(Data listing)

──────

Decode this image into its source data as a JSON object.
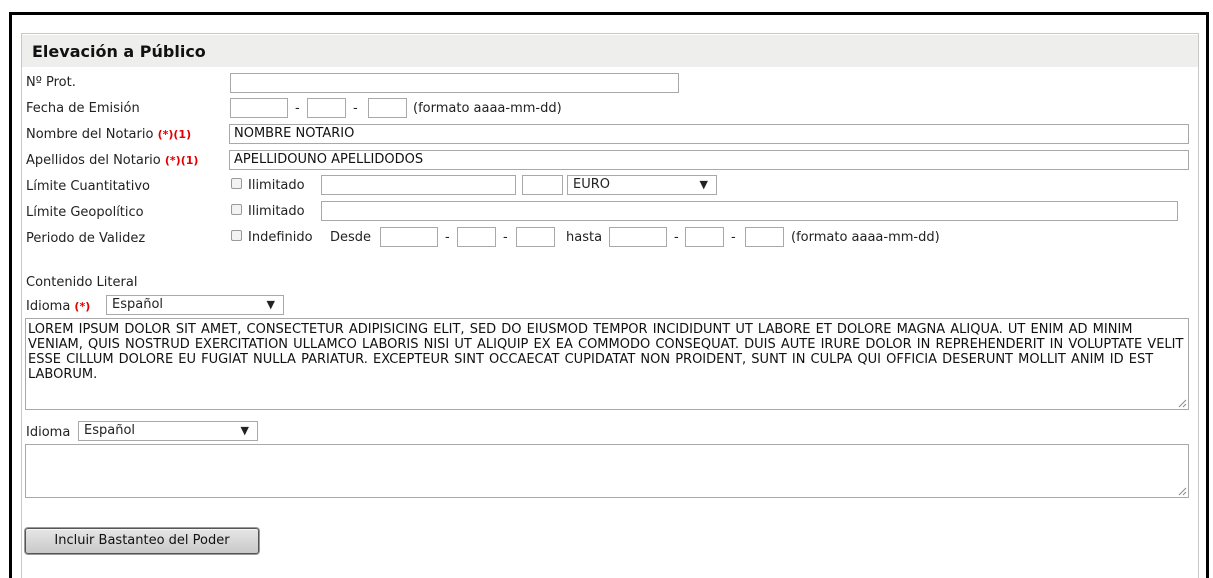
{
  "section_title": "Elevación a Público",
  "fields": {
    "nprot_label": "Nº Prot.",
    "nprot_value": "",
    "fecha_label": "Fecha de Emisión",
    "date_format_hint": "(formato aaaa-mm-dd)",
    "date_sep": "-",
    "nombre_label": "Nombre del Notario",
    "apellidos_label": "Apellidos del Notario",
    "required_mark": "(*)",
    "footnote_mark": "(1)",
    "nombre_value": "NOMBRE NOTARIO",
    "apellidos_value": "APELLIDOUNO APELLIDODOS",
    "limite_cuant_label": "Límite Cuantitativo",
    "limite_geo_label": "Límite Geopolítico",
    "ilimitado_label": "Ilimitado",
    "currency_value": "EURO",
    "periodo_label": "Periodo de Validez",
    "indefinido_label": "Indefinido",
    "desde_label": "Desde",
    "hasta_label": "hasta"
  },
  "contenido": {
    "title": "Contenido Literal",
    "idioma_label": "Idioma",
    "idioma1_value": "Español",
    "text1": "LOREM IPSUM DOLOR SIT AMET, CONSECTETUR ADIPISICING ELIT, SED DO EIUSMOD TEMPOR INCIDIDUNT UT LABORE ET DOLORE MAGNA ALIQUA. UT ENIM AD MINIM VENIAM, QUIS NOSTRUD EXERCITATION ULLAMCO LABORIS NISI UT ALIQUIP EX EA COMMODO CONSEQUAT. DUIS AUTE IRURE DOLOR IN REPREHENDERIT IN VOLUPTATE VELIT ESSE CILLUM DOLORE EU FUGIAT NULLA PARIATUR. EXCEPTEUR SINT OCCAECAT CUPIDATAT NON PROIDENT, SUNT IN CULPA QUI OFFICIA DESERUNT MOLLIT ANIM ID EST LABORUM.",
    "idioma2_value": "Español",
    "text2": ""
  },
  "button_label": "Incluir Bastanteo del Poder",
  "icons": {
    "dropdown_arrow": "▼"
  },
  "colors": {
    "required": "#e00000",
    "header_bg": "#eeeeec"
  }
}
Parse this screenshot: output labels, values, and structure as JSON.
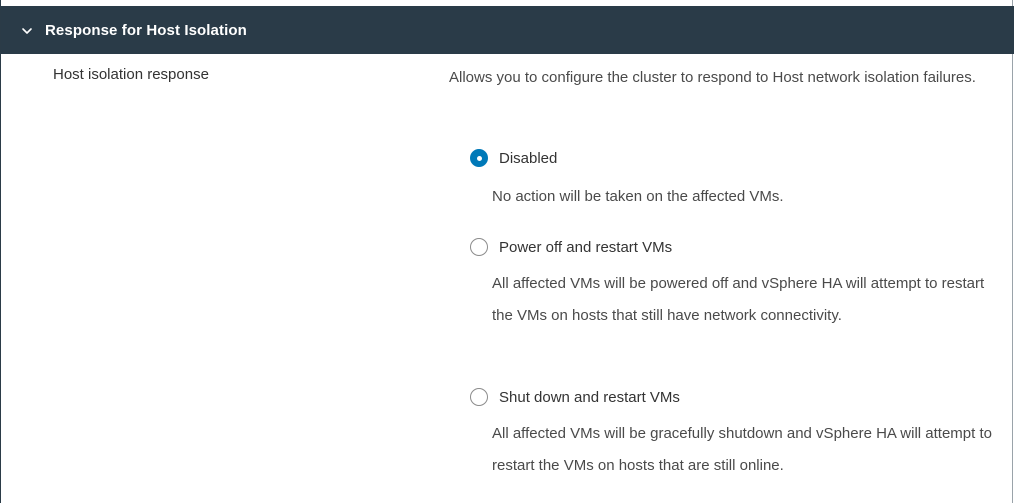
{
  "section": {
    "title": "Response for Host Isolation",
    "expanded": true
  },
  "setting": {
    "label": "Host isolation response",
    "description": "Allows you to configure the cluster to respond to Host network isolation failures."
  },
  "options": [
    {
      "label": "Disabled",
      "description": "No action will be taken on the affected VMs.",
      "selected": true
    },
    {
      "label": "Power off and restart VMs",
      "description": "All affected VMs will be powered off and vSphere HA will attempt to restart the VMs on hosts that still have network connectivity.",
      "selected": false
    },
    {
      "label": "Shut down and restart VMs",
      "description": "All affected VMs will be gracefully shutdown and vSphere HA will attempt to restart the VMs on hosts that are still online.",
      "selected": false
    }
  ],
  "colors": {
    "header_bg": "#2a3b48",
    "radio_selected": "#0079b8"
  },
  "icons": {
    "header_toggle": "chevron-down-icon"
  }
}
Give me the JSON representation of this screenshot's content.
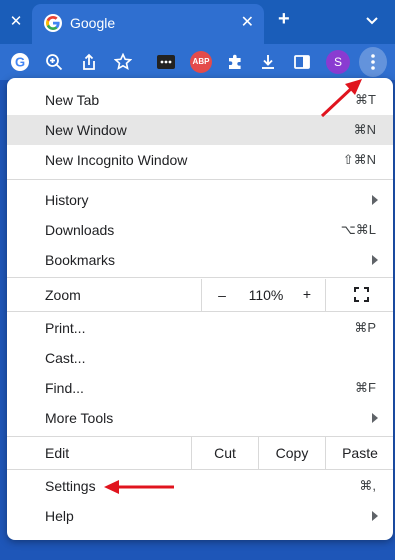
{
  "tab": {
    "title": "Google"
  },
  "toolbar": {
    "avatar_letter": "S",
    "abp_label": "ABP"
  },
  "menu": {
    "new_tab": {
      "label": "New Tab",
      "shortcut": "⌘T"
    },
    "new_window": {
      "label": "New Window",
      "shortcut": "⌘N"
    },
    "new_incognito": {
      "label": "New Incognito Window",
      "shortcut": "⇧⌘N"
    },
    "history": {
      "label": "History"
    },
    "downloads": {
      "label": "Downloads",
      "shortcut": "⌥⌘L"
    },
    "bookmarks": {
      "label": "Bookmarks"
    },
    "zoom": {
      "label": "Zoom",
      "minus": "–",
      "level": "110%",
      "plus": "+"
    },
    "print": {
      "label": "Print...",
      "shortcut": "⌘P"
    },
    "cast": {
      "label": "Cast..."
    },
    "find": {
      "label": "Find...",
      "shortcut": "⌘F"
    },
    "more_tools": {
      "label": "More Tools"
    },
    "edit": {
      "label": "Edit",
      "cut": "Cut",
      "copy": "Copy",
      "paste": "Paste"
    },
    "settings": {
      "label": "Settings",
      "shortcut": "⌘,"
    },
    "help": {
      "label": "Help"
    }
  },
  "colors": {
    "chrome_blue": "#2f6fd0",
    "highlight": "#e6e6e6",
    "annotation_red": "#e0141e"
  }
}
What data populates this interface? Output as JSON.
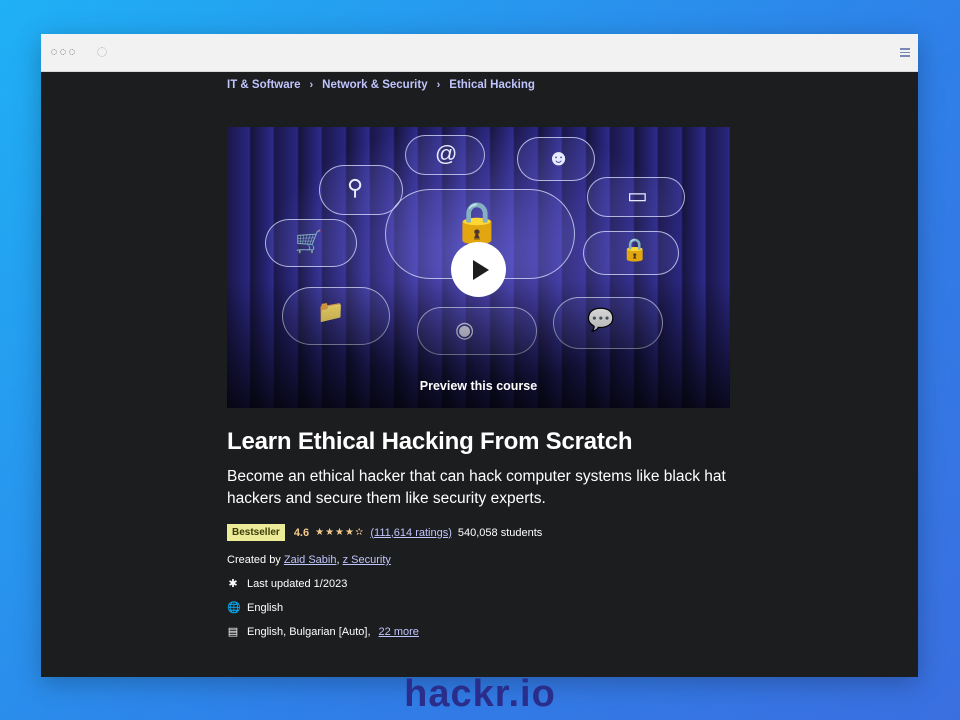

──────

### What you are asked to do:
The records above must be printed exactly; the pictures stay out.

### Reply to the task:
Decode this image into its source data as a JSON object.
{
  "section_title": "Elevación a Público",
  "fields": {
    "nprot_label": "Nº Prot.",
    "nprot_value": "",
    "fecha_label": "Fecha de Emisión",
    "date_format_hint": "(formato aaaa-mm-dd)",
    "date_sep": "-",
    "nombre_label": "Nombre del Notario",
    "apellidos_label": "Apellidos del Notario",
    "required_mark": "(*)",
    "footnote_mark": "(1)",
    "nombre_value": "NOMBRE NOTARIO",
    "apellidos_value": "APELLIDOUNO APELLIDODOS",
    "limite_cuant_label": "Límite Cuantitativo",
    "limite_geo_label": "Límite Geopolítico",
    "ilimitado_label": "Ilimitado",
    "currency_value": "EURO",
    "periodo_label": "Periodo de Validez",
    "indefinido_label": "Indefinido",
    "desde_label": "Desde",
    "hasta_label": "hasta"
  },
  "contenido": {
    "title": "Contenido Literal",
    "idioma_label": "Idioma",
    "idioma1_value": "Español",
    "text1": "LOREM IPSUM DOLOR SIT AMET, CONSECTETUR ADIPISICING ELIT, SED DO EIUSMOD TEMPOR INCIDIDUNT UT LABORE ET DOLORE MAGNA ALIQUA. UT ENIM AD MINIM VENIAM, QUIS NOSTRUD EXERCITATION ULLAMCO LABORIS NISI UT ALIQUIP EX EA COMMODO CONSEQUAT. DUIS AUTE IRURE DOLOR IN REPREHENDERIT IN VOLUPTATE VELIT ESSE CILLUM DOLORE EU FUGIAT NULLA PARIATUR. EXCEPTEUR SINT OCCAECAT CUPIDATAT NON PROIDENT, SUNT IN CULPA QUI OFFICIA DESERUNT MOLLIT ANIM ID EST LABORUM.",
    "idioma2_value": "Español",
    "text2": ""
  },
  "button_label": "Incluir Bastanteo del Poder",
  "icons": {
    "dropdown_arrow": "▼"
  },
  "colors": {
    "required": "#e00000",
    "header_bg": "#eeeeec"
  }
}
Parse this screenshot: output labels, values, and structure as JSON.
{
  "section": {
    "title": "Response for Host Isolation",
    "expanded": true
  },
  "setting": {
    "label": "Host isolation response",
    "description": "Allows you to configure the cluster to respond to Host network isolation failures."
  },
  "options": [
    {
      "label": "Disabled",
      "description": "No action will be taken on the affected VMs.",
      "selected": true
    },
    {
      "label": "Power off and restart VMs",
      "description": "All affected VMs will be powered off and vSphere HA will attempt to restart the VMs on hosts that still have network connectivity.",
      "selected": false
    },
    {
      "label": "Shut down and restart VMs",
      "description": "All affected VMs will be gracefully shutdown and vSphere HA will attempt to restart the VMs on hosts that are still online.",
      "selected": false
    }
  ],
  "colors": {
    "header_bg": "#2a3b48",
    "radio_selected": "#0079b8"
  },
  "icons": {
    "header_toggle": "chevron-down-icon"
  }
}
Give me the JSON representation of this screenshot's content.
{
  "tab": {
    "title": "Google"
  },
  "toolbar": {
    "avatar_letter": "S",
    "abp_label": "ABP"
  },
  "menu": {
    "new_tab": {
      "label": "New Tab",
      "shortcut": "⌘T"
    },
    "new_window": {
      "label": "New Window",
      "shortcut": "⌘N"
    },
    "new_incognito": {
      "label": "New Incognito Window",
      "shortcut": "⇧⌘N"
    },
    "history": {
      "label": "History"
    },
    "downloads": {
      "label": "Downloads",
      "shortcut": "⌥⌘L"
    },
    "bookmarks": {
      "label": "Bookmarks"
    },
    "zoom": {
      "label": "Zoom",
      "minus": "–",
      "level": "110%",
      "plus": "+"
    },
    "print": {
      "label": "Print...",
      "shortcut": "⌘P"
    },
    "cast": {
      "label": "Cast..."
    },
    "find": {
      "label": "Find...",
      "shortcut": "⌘F"
    },
    "more_tools": {
      "label": "More Tools"
    },
    "edit": {
      "label": "Edit",
      "cut": "Cut",
      "copy": "Copy",
      "paste": "Paste"
    },
    "settings": {
      "label": "Settings",
      "shortcut": "⌘,"
    },
    "help": {
      "label": "Help"
    }
  },
  "colors": {
    "chrome_blue": "#2f6fd0",
    "highlight": "#e6e6e6",
    "annotation_red": "#e0141e"
  }
}
What data populates this interface? Output as JSON.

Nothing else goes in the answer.